#### Problems to work on:
1. Which specific classes are mentioned in the dialogue?
2. Write out the dialogue between "I just... I" and "class, like drawing.", inclusive.

#### Provided passage:
Um, well, yeah, but...

I'd love it. A totally new you.

Thank you. (LAUGHS)

I think I'm gonna drop out.

I mean, the one class I
really wanted was canceled.

All right, well, uh,
what was the one class?

Norwegian Landscapes.

What is that, Geography?

No, it's an Art History class.

See, my grandmother had
this wallpaper when I was little,

and it had the most beautiful
Norwegian scenery on it,

with windmills, and I
just fell in love with it.

I always thought
windmills were Dutch.

What?

Oh, I could be totally wrong.

I just... I mean, they
could be Norwegian.

Here, let's look at
the catalog together.

Sometimes, when you know
exactly what you want, like you do,

you can pass up some good stuff.

So why don't we look for a
different art class, like drawing.

There are some amazing
drawing classes in here.

Let's see.

Like, how about Drawing 10?

Oh, and Sherman teaches that.

I've heard she's
a great professor.

I'd love to take that class.

God, Schwab is teaching
the oil painting study?

Oh, you have to take that.

I mean, he's
supposedly a genius.

But I'm not really that
interested in painting.

Oh, okay. Um...

What do you want to study?

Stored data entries
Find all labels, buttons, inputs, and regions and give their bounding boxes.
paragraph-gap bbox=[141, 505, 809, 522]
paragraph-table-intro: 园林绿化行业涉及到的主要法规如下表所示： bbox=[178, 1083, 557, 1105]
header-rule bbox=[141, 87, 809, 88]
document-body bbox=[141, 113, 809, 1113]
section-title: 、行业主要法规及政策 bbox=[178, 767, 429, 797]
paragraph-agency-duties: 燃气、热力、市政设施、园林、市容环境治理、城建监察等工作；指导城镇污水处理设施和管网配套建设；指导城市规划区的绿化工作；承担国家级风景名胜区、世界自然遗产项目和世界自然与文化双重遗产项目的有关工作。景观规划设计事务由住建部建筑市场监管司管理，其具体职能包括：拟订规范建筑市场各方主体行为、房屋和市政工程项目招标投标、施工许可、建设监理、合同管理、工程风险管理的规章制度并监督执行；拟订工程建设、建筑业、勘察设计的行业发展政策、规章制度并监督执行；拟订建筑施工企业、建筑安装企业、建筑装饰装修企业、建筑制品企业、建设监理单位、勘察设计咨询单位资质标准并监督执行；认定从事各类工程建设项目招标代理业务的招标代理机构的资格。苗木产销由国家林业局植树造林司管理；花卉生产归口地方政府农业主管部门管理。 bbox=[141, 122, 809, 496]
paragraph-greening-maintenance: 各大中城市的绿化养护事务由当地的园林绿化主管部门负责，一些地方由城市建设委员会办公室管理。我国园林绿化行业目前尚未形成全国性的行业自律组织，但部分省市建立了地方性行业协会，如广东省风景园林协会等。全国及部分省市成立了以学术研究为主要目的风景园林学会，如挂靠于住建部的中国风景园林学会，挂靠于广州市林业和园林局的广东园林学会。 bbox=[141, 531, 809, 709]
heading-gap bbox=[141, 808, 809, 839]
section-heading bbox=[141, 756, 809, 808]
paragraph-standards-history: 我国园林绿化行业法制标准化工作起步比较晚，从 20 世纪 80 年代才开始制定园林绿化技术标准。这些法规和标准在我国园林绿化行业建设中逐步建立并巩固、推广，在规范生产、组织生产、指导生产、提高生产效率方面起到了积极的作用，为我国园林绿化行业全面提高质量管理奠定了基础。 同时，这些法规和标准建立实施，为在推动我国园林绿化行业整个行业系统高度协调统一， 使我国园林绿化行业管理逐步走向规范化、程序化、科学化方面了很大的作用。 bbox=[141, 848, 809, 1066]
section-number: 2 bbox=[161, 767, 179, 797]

#### Exercise results:
1.
- Norwegian Landscapes
- Drawing 10
- the oil painting study

2.
I just... I mean, they
could be Norwegian.

Here, let's look at
the catalog together.

Sometimes, when you know
exactly what you want, like you do,

you can pass up some good stuff.

So why don't we look for a
different art class, like drawing.